◆ **Task description**: Convert the listing below into a Markdown table with two columns, Row and Listing line, giving each nonblank line its own numbered row and omitting blank lines.

◆ **Available data**:
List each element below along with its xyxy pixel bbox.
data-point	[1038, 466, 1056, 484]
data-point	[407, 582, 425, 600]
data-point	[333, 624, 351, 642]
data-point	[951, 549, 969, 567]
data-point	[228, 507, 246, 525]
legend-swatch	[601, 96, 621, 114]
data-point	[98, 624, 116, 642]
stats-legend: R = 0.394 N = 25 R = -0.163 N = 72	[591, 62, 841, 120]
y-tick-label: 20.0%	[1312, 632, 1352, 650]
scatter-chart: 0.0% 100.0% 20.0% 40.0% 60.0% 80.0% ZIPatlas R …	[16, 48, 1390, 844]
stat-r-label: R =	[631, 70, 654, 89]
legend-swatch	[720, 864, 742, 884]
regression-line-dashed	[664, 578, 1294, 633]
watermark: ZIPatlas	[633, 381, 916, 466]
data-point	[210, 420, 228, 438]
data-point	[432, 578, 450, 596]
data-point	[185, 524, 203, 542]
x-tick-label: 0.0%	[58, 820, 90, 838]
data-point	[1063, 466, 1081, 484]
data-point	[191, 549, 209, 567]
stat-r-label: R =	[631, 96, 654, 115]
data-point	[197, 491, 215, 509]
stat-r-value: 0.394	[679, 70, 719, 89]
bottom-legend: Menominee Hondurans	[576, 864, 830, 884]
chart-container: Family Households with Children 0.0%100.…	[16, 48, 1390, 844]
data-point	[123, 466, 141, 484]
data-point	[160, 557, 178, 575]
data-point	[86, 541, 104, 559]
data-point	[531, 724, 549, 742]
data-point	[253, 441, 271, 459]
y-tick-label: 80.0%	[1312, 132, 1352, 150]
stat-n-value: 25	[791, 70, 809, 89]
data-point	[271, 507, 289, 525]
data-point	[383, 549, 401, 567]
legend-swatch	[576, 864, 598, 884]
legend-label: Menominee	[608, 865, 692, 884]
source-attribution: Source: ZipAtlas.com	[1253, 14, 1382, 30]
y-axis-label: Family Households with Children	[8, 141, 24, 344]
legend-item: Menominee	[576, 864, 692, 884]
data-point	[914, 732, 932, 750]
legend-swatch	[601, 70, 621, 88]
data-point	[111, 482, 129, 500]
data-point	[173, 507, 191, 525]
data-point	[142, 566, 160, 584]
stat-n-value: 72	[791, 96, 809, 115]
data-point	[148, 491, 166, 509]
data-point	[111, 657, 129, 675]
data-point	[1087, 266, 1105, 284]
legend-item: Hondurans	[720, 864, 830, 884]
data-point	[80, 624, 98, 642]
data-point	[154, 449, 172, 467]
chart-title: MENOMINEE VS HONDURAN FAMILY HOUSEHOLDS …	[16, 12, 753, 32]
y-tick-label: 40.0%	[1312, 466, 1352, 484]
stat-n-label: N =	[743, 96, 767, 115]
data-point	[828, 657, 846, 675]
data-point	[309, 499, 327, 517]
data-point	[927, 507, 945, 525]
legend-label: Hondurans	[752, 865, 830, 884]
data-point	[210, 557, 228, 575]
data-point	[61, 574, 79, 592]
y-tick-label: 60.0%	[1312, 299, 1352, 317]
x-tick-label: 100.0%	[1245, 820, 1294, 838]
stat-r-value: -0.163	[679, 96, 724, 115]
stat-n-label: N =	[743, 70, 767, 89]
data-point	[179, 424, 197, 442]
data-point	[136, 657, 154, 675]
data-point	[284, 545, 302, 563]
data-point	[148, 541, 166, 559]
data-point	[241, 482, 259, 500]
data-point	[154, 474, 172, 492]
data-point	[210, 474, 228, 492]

◆ **Task result**:
| Row | Listing line |
|---|---|
| 1 | List each element below along with its xyxy pixel bbox. |
| 2 | data-point	[1038, 466, 1056, 484] |
| 3 | data-point	[407, 582, 425, 600] |
| 4 | data-point	[333, 624, 351, 642] |
| 5 | data-point	[951, 549, 969, 567] |
| 6 | data-point	[228, 507, 246, 525] |
| 7 | legend-swatch	[601, 96, 621, 114] |
| 8 | data-point	[98, 624, 116, 642] |
| 9 | stats-legend: R = 0.394 N = 25 R = -0.163 N = 72	[591, 62, 841, 120] |
| 10 | y-tick-label: 20.0%	[1312, 632, 1352, 650] |
| 11 | scatter-chart: 0.0% 100.0% 20.0% 40.0% 60.0% 80.0% ZIPatlas R …	[16, 48, 1390, 844] |
| 12 | stat-r-label: R =	[631, 70, 654, 89] |
| 13 | legend-swatch	[720, 864, 742, 884] |
| 14 | regression-line-dashed	[664, 578, 1294, 633] |
| 15 | watermark: ZIPatlas	[633, 381, 916, 466] |
| 16 | data-point	[210, 420, 228, 438] |
| 17 | data-point	[432, 578, 450, 596] |
| 18 | data-point	[185, 524, 203, 542] |
| 19 | x-tick-label: 0.0%	[58, 820, 90, 838] |
| 20 | data-point	[1063, 466, 1081, 484] |
| 21 | data-point	[191, 549, 209, 567] |
| 22 | stat-r-label: R =	[631, 96, 654, 115] |
| 23 | data-point	[197, 491, 215, 509] |
| 24 | stat-r-value: 0.394	[679, 70, 719, 89] |
| 25 | bottom-legend: Menominee Hondurans	[576, 864, 830, 884] |
| 26 | chart-container: Family Households with Children 0.0%100.…	[16, 48, 1390, 844] |
| 27 | data-point	[123, 466, 141, 484] |
| 28 | data-point	[160, 557, 178, 575] |
| 29 | data-point	[86, 541, 104, 559] |
| 30 | data-point	[531, 724, 549, 742] |
| 31 | data-point	[253, 441, 271, 459] |
| 32 | y-tick-label: 80.0%	[1312, 132, 1352, 150] |
| 33 | stat-n-value: 25	[791, 70, 809, 89] |
| 34 | data-point	[271, 507, 289, 525] |
| 35 | data-point	[383, 549, 401, 567] |
| 36 | legend-swatch	[576, 864, 598, 884] |
| 37 | legend-label: Menominee	[608, 865, 692, 884] |
| 38 | source-attribution: Source: ZipAtlas.com	[1253, 14, 1382, 30] |
| 39 | y-axis-label: Family Households with Children	[8, 141, 24, 344] |
| 40 | legend-item: Menominee	[576, 864, 692, 884] |
| 41 | data-point	[914, 732, 932, 750] |
| 42 | legend-swatch	[601, 70, 621, 88] |
| 43 | data-point	[111, 482, 129, 500] |
| 44 | data-point	[173, 507, 191, 525] |
| 45 | data-point	[142, 566, 160, 584] |
| 46 | stat-n-value: 72	[791, 96, 809, 115] |
| 47 | data-point	[148, 491, 166, 509] |
| 48 | data-point	[111, 657, 129, 675] |
| 49 | data-point	[1087, 266, 1105, 284] |
| 50 | legend-item: Hondurans	[720, 864, 830, 884] |
| 51 | data-point	[80, 624, 98, 642] |
| 52 | data-point	[154, 449, 172, 467] |
| 53 | chart-title: MENOMINEE VS HONDURAN FAMILY HOUSEHOLDS …	[16, 12, 753, 32] |
| 54 | y-tick-label: 40.0%	[1312, 466, 1352, 484] |
| 55 | stat-n-label: N =	[743, 96, 767, 115] |
| 56 | data-point	[828, 657, 846, 675] |
| 57 | data-point	[309, 499, 327, 517] |
| 58 | data-point	[927, 507, 945, 525] |
| 59 | legend-label: Hondurans	[752, 865, 830, 884] |
| 60 | data-point	[210, 557, 228, 575] |
| 61 | data-point	[61, 574, 79, 592] |
| 62 | y-tick-label: 60.0%	[1312, 299, 1352, 317] |
| 63 | x-tick-label: 100.0%	[1245, 820, 1294, 838] |
| 64 | stat-r-value: -0.163	[679, 96, 724, 115] |
| 65 | stat-n-label: N =	[743, 70, 767, 89] |
| 66 | data-point	[179, 424, 197, 442] |
| 67 | data-point	[136, 657, 154, 675] |
| 68 | data-point	[284, 545, 302, 563] |
| 69 | data-point	[148, 541, 166, 559] |
| 70 | data-point	[241, 482, 259, 500] |
| 71 | data-point	[154, 474, 172, 492] |
| 72 | data-point	[210, 474, 228, 492] |